WRITTEN EXERCISE
From the listing below, pull each line that includes "COMEDIAS".

DATASET EXTRACT
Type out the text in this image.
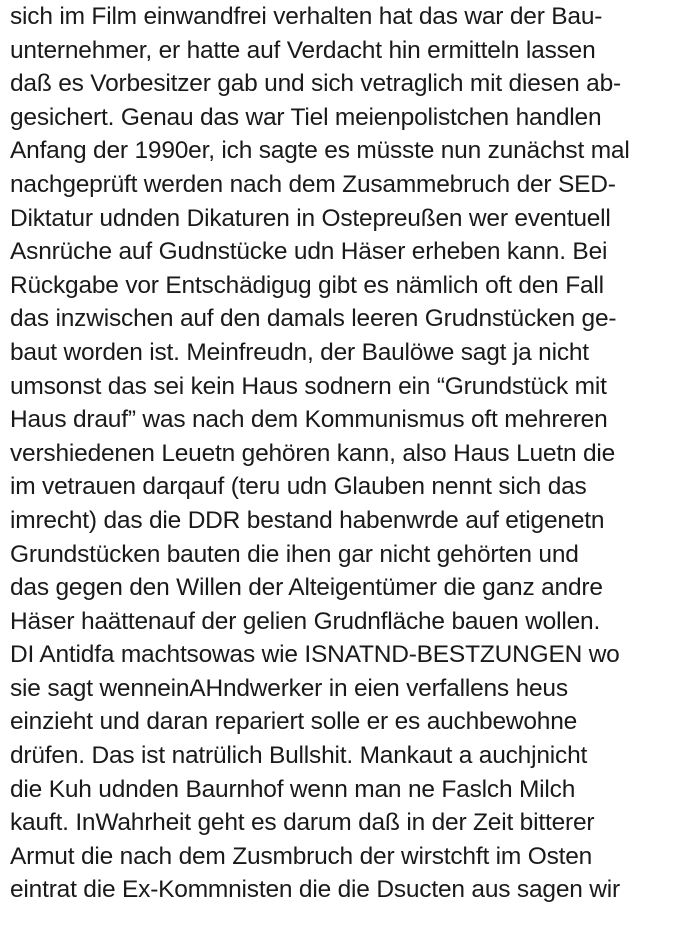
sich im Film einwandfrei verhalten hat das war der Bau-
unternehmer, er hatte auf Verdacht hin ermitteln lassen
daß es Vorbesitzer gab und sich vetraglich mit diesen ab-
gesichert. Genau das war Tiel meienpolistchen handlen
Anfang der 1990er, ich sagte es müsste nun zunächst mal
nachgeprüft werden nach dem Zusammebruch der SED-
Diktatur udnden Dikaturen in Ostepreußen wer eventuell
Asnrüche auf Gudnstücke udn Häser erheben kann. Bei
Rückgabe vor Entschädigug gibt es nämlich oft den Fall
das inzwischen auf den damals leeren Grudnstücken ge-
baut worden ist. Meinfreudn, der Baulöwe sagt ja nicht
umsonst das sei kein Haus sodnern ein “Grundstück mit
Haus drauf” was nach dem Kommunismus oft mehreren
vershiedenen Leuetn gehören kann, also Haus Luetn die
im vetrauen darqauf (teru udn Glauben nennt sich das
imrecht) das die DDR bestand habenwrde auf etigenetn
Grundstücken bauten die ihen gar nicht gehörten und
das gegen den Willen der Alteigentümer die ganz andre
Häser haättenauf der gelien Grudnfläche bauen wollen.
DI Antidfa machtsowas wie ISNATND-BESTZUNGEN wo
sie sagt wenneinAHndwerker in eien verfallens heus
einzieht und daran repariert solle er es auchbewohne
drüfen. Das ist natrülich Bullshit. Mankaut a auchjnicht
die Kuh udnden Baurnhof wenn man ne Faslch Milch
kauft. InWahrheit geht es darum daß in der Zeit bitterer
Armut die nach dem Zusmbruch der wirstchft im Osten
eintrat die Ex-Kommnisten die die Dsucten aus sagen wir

---

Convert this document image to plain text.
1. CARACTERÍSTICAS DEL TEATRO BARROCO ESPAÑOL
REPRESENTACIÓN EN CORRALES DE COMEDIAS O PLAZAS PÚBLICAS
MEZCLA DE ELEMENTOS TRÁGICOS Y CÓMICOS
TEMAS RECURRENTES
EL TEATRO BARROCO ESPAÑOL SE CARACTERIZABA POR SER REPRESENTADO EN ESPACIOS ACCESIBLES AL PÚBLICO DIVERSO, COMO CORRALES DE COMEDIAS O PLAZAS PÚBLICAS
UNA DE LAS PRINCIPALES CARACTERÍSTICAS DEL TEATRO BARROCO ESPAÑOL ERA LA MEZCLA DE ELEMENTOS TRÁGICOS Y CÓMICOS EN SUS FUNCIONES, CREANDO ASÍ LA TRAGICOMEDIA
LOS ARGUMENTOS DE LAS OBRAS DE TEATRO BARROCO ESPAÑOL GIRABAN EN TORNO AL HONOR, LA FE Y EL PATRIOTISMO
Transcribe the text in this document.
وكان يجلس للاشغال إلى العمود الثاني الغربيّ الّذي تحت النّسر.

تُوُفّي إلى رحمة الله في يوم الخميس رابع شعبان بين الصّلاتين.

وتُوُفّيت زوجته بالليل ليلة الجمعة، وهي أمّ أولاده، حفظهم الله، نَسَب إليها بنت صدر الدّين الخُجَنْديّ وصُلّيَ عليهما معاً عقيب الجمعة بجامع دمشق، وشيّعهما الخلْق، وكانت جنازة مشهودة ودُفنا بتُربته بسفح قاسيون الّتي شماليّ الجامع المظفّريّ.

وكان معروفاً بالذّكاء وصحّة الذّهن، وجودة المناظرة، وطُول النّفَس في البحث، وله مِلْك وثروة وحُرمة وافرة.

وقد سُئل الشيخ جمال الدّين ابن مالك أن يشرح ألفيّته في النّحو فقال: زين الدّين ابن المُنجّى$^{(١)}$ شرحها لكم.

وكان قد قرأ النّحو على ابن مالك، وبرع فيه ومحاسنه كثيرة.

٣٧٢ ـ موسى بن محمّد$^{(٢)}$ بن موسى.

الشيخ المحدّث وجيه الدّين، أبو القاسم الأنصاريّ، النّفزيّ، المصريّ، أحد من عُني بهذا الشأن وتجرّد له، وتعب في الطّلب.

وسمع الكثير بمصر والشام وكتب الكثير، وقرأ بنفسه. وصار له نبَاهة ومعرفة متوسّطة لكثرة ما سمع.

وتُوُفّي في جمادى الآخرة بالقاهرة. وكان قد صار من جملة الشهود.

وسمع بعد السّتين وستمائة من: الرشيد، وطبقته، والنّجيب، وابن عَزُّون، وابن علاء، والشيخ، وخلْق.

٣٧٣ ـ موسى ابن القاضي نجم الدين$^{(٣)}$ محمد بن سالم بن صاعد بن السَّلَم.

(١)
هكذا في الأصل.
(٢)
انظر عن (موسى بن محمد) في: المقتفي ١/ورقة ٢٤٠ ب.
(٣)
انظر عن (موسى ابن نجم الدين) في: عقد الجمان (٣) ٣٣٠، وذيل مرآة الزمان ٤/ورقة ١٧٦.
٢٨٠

EXERCISE RESULT
REPRESENTACIÓN EN CORRALES DE COMEDIAS O PLAZAS PÚBLICAS
EL TEATRO BARROCO ESPAÑOL SE CARACTERIZABA POR SER REPRESENTADO EN ESPACIOS ACCESIBLES AL PÚBLICO DIVERSO, COMO CORRALES DE COMEDIAS O PLAZAS PÚBLICAS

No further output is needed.